• **To be done**
Will you quote all of the entries, word for word?

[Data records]
'''
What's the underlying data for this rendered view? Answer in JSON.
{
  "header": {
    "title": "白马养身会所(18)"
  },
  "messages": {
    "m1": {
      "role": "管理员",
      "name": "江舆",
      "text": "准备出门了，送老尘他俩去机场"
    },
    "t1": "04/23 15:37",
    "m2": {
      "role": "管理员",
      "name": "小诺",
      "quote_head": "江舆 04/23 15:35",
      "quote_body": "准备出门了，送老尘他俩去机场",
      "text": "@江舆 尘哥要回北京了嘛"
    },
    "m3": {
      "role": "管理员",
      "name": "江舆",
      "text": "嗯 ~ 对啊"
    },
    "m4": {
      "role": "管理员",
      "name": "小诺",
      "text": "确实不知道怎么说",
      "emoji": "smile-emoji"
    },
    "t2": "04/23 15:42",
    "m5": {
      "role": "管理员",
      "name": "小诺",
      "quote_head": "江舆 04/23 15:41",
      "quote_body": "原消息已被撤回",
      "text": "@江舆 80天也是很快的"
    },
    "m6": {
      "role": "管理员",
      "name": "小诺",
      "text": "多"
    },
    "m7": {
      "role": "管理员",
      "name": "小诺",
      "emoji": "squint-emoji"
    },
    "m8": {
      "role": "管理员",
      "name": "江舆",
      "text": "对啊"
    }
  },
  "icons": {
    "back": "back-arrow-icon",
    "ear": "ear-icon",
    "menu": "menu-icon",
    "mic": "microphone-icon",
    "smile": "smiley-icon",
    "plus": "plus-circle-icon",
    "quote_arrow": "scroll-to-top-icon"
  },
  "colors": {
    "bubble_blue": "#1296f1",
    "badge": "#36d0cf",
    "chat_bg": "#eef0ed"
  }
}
'''
• **Solution to the exercise**
What's the underlying data for this rendered view? Answer in JSON.
{
  "header": {
    "title": "白马养身会所(18)"
  },
  "messages": {
    "m1": {
      "role": "管理员",
      "name": "江舆",
      "text": "准备出门了，送老尘他俩去机场"
    },
    "t1": "04/23 15:37",
    "m2": {
      "role": "管理员",
      "name": "小诺",
      "quote_head": "江舆 04/23 15:35",
      "quote_body": "准备出门了，送老尘他俩去机场",
      "text": "@江舆 尘哥要回北京了嘛"
    },
    "m3": {
      "role": "管理员",
      "name": "江舆",
      "text": "嗯 ~ 对啊"
    },
    "m4": {
      "role": "管理员",
      "name": "小诺",
      "text": "确实不知道怎么说",
      "emoji": "smile-emoji"
    },
    "t2": "04/23 15:42",
    "m5": {
      "role": "管理员",
      "name": "小诺",
      "quote_head": "江舆 04/23 15:41",
      "quote_body": "原消息已被撤回",
      "text": "@江舆 80天也是很快的"
    },
    "m6": {
      "role": "管理员",
      "name": "小诺",
      "text": "多"
    },
    "m7": {
      "role": "管理员",
      "name": "小诺",
      "emoji": "squint-emoji"
    },
    "m8": {
      "role": "管理员",
      "name": "江舆",
      "text": "对啊"
    }
  },
  "icons": {
    "back": "back-arrow-icon",
    "ear": "ear-icon",
    "menu": "menu-icon",
    "mic": "microphone-icon",
    "smile": "smiley-icon",
    "plus": "plus-circle-icon",
    "quote_arrow": "scroll-to-top-icon"
  },
  "colors": {
    "bubble_blue": "#1296f1",
    "badge": "#36d0cf",
    "chat_bg": "#eef0ed"
  }
}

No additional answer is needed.